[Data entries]
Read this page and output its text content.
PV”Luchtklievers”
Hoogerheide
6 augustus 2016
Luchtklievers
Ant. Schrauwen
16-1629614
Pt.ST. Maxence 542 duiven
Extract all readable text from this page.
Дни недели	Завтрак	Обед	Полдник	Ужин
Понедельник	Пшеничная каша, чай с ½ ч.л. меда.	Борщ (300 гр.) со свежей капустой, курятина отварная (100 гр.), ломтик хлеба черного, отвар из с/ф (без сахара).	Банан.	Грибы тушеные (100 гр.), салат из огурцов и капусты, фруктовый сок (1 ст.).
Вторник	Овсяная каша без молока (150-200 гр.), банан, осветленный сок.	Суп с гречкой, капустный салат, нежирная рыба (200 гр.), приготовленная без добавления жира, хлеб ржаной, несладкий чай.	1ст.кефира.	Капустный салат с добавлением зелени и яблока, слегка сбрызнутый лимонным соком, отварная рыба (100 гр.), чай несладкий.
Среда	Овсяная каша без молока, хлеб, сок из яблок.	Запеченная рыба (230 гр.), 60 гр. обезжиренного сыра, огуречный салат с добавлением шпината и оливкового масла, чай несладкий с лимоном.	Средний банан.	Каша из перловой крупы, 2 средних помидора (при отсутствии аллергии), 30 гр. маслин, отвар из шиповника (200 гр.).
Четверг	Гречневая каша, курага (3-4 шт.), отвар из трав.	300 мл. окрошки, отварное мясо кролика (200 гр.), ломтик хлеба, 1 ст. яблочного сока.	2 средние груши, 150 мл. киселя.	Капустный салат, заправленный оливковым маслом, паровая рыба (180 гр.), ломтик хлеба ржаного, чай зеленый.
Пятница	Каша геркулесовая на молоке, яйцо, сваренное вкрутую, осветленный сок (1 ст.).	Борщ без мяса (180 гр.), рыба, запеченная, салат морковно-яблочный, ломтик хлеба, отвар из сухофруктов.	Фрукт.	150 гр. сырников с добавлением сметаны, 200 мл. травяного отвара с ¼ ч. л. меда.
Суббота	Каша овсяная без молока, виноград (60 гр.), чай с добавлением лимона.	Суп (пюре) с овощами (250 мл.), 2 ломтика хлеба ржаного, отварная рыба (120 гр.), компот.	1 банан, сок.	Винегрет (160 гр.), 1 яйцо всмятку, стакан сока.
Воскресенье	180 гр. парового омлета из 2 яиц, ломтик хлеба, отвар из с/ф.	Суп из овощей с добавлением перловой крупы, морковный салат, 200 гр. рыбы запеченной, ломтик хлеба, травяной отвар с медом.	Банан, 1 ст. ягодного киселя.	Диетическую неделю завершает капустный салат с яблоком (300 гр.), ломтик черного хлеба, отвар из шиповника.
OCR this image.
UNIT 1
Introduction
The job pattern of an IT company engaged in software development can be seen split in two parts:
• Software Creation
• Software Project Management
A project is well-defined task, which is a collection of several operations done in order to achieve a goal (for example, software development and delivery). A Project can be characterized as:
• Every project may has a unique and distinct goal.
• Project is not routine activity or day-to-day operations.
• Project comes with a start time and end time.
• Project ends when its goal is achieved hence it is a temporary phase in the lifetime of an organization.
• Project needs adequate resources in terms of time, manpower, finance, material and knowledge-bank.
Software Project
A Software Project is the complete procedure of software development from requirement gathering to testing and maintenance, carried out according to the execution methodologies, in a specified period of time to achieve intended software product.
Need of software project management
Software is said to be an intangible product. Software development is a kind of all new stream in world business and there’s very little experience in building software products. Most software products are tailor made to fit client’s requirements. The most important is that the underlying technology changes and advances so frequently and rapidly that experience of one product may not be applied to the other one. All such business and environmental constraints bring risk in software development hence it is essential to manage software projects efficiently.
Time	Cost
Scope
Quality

▸ **Given problem**
Where a line contains "салат", copy that line.

▸ **Result**
Понедельник	Пшеничная каша, чай с ½ ч.л. меда.	Борщ (300 гр.) со свежей капустой, курятина отварная (100 гр.), ломтик хлеба черного, отвар из с/ф (без сахара).	Банан.	Грибы тушеные (100 гр.), салат из огурцов и капусты, фруктовый сок (1 ст.).
Вторник	Овсяная каша без молока (150-200 гр.), банан, осветленный сок.	Суп с гречкой, капустный салат, нежирная рыба (200 гр.), приготовленная без добавления жира, хлеб ржаной, несладкий чай.	1ст.кефира.	Капустный салат с добавлением зелени и яблока, слегка сбрызнутый лимонным соком, отварная рыба (100 гр.), чай несладкий.
Среда	Овсяная каша без молока, хлеб, сок из яблок.	Запеченная рыба (230 гр.), 60 гр. обезжиренного сыра, огуречный салат с добавлением шпината и оливкового масла, чай несладкий с лимоном.	Средний банан.	Каша из перловой крупы, 2 средних помидора (при отсутствии аллергии), 30 гр. маслин, отвар из шиповника (200 гр.).
Четверг	Гречневая каша, курага (3-4 шт.), отвар из трав.	300 мл. окрошки, отварное мясо кролика (200 гр.), ломтик хлеба, 1 ст. яблочного сока.	2 средние груши, 150 мл. киселя.	Капустный салат, заправленный оливковым маслом, паровая рыба (180 гр.), ломтик хлеба ржаного, чай зеленый.
Пятница	Каша геркулесовая на молоке, яйцо, сваренное вкрутую, осветленный сок (1 ст.).	Борщ без мяса (180 гр.), рыба, запеченная, салат морковно-яблочный, ломтик хлеба, отвар из сухофруктов.	Фрукт.	150 гр. сырников с добавлением сметаны, 200 мл. травяного отвара с ¼ ч. л. меда.
Воскресенье	180 гр. парового омлета из 2 яиц, ломтик хлеба, отвар из с/ф.	Суп из овощей с добавлением перловой крупы, морковный салат, 200 гр. рыбы запеченной, ломтик хлеба, травяной отвар с медом.	Банан, 1 ст. ягодного киселя.	Диетическую неделю завершает капустный салат с яблоком (300 гр.), ломтик черного хлеба, отвар из шиповника.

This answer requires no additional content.